GIVEN PROBLEM: Emit the data below verbatim, stripping out any pictures.

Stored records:
....................
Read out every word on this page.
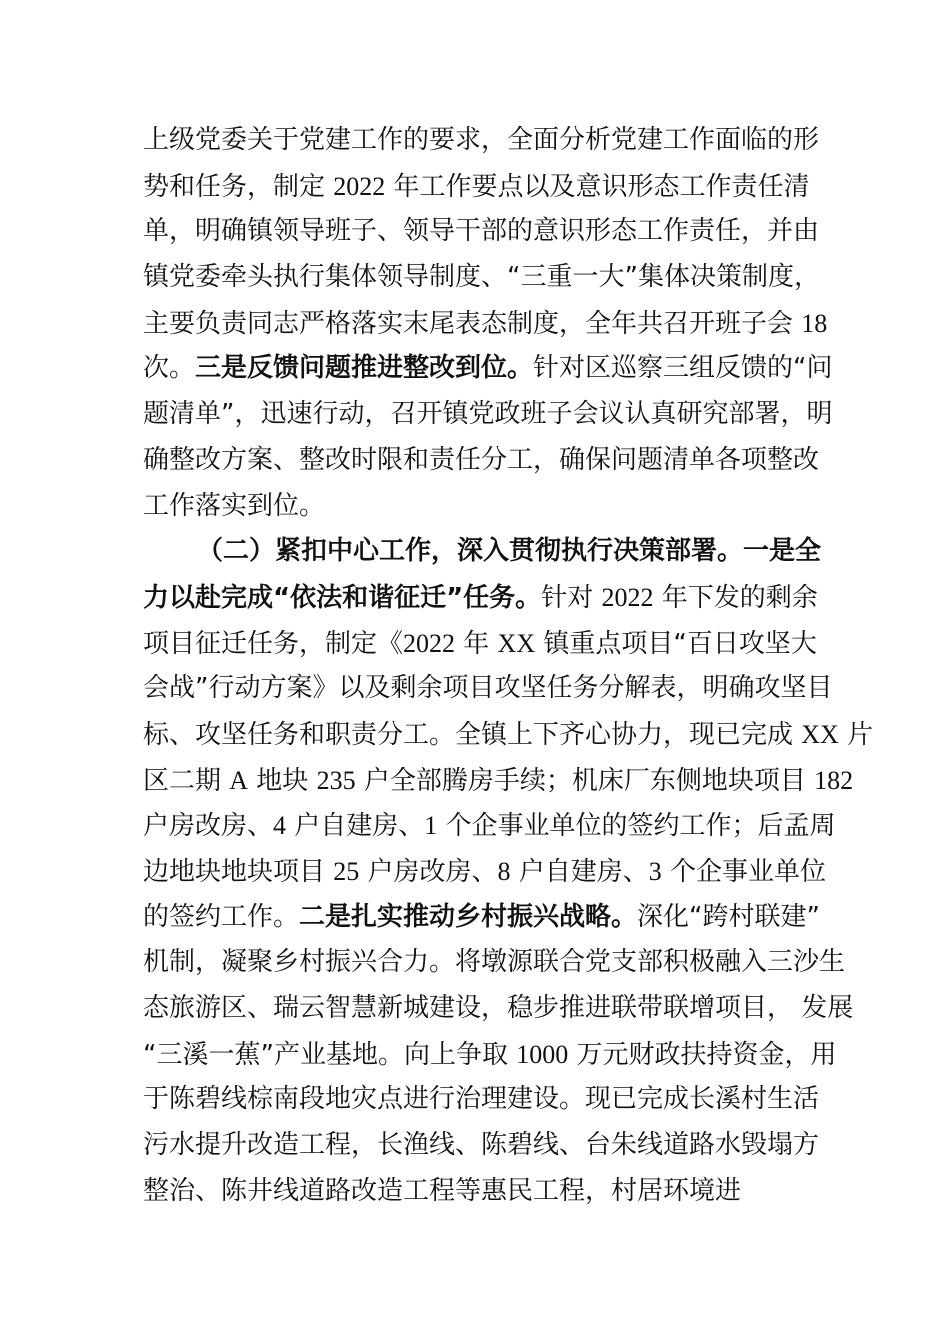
上级党委关于党建工作的要求，全面分析党建工作面临的形
势和任务，制定 2022 年工作要点以及意识形态工作责任清
单，明确镇领导班子、领导干部的意识形态工作责任，并由
镇党委牵头执行集体领导制度、“三重一大”集体决策制度，
主要负责同志严格落实末尾表态制度，全年共召开班子会 18
次。三是反馈问题推进整改到位。针对区巡察三组反馈的“问
题清单”，迅速行动，召开镇党政班子会议认真研究部署，明
确整改方案、整改时限和责任分工，确保问题清单各项整改
工作落实到位。
（二）紧扣中心工作，深入贯彻执行决策部署。一是全
力以赴完成“依法和谐征迁”任务。针对 2022 年下发的剩余
项目征迁任务，制定《2022 年 XX 镇重点项目“百日攻坚大
会战”行动方案》以及剩余项目攻坚任务分解表，明确攻坚目
标、攻坚任务和职责分工。全镇上下齐心协力，现已完成 XX 片
区二期 A 地块 235 户全部腾房手续；机床厂东侧地块项目 182
户房改房、4 户自建房、1 个企事业单位的签约工作；后孟周
边地块地块项目 25 户房改房、8 户自建房、3 个企事业单位
的签约工作。二是扎实推动乡村振兴战略。深化“跨村联建”
机制，凝聚乡村振兴合力。将墩源联合党支部积极融入三沙生
态旅游区、瑞云智慧新城建设，稳步推进联带联增项目， 发展
“三溪一蕉”产业基地。向上争取 1000 万元财政扶持资金，用
于陈碧线棕南段地灾点进行治理建设。现已完成长溪村生活
污水提升改造工程，长渔线、陈碧线、台朱线道路水毁塌方
整治、陈井线道路改造工程等惠民工程，村居环境进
....................
CORRECT ANSWER:
Read out every word on this page.
上级党委关于党建工作的要求，全面分析党建工作面临的形
势和任务，制定 2022 年工作要点以及意识形态工作责任清
单，明确镇领导班子、领导干部的意识形态工作责任，并由
镇党委牵头执行集体领导制度、“三重一大”集体决策制度，
主要负责同志严格落实末尾表态制度，全年共召开班子会 18
次。三是反馈问题推进整改到位。针对区巡察三组反馈的“问
题清单”，迅速行动，召开镇党政班子会议认真研究部署，明
确整改方案、整改时限和责任分工，确保问题清单各项整改
工作落实到位。
（二）紧扣中心工作，深入贯彻执行决策部署。一是全
力以赴完成“依法和谐征迁”任务。针对 2022 年下发的剩余
项目征迁任务，制定《2022 年 XX 镇重点项目“百日攻坚大
会战”行动方案》以及剩余项目攻坚任务分解表，明确攻坚目
标、攻坚任务和职责分工。全镇上下齐心协力，现已完成 XX 片
区二期 A 地块 235 户全部腾房手续；机床厂东侧地块项目 182
户房改房、4 户自建房、1 个企事业单位的签约工作；后孟周
边地块地块项目 25 户房改房、8 户自建房、3 个企事业单位
的签约工作。二是扎实推动乡村振兴战略。深化“跨村联建”
机制，凝聚乡村振兴合力。将墩源联合党支部积极融入三沙生
态旅游区、瑞云智慧新城建设，稳步推进联带联增项目， 发展
“三溪一蕉”产业基地。向上争取 1000 万元财政扶持资金，用
于陈碧线棕南段地灾点进行治理建设。现已完成长溪村生活
污水提升改造工程，长渔线、陈碧线、台朱线道路水毁塌方
整治、陈井线道路改造工程等惠民工程，村居环境进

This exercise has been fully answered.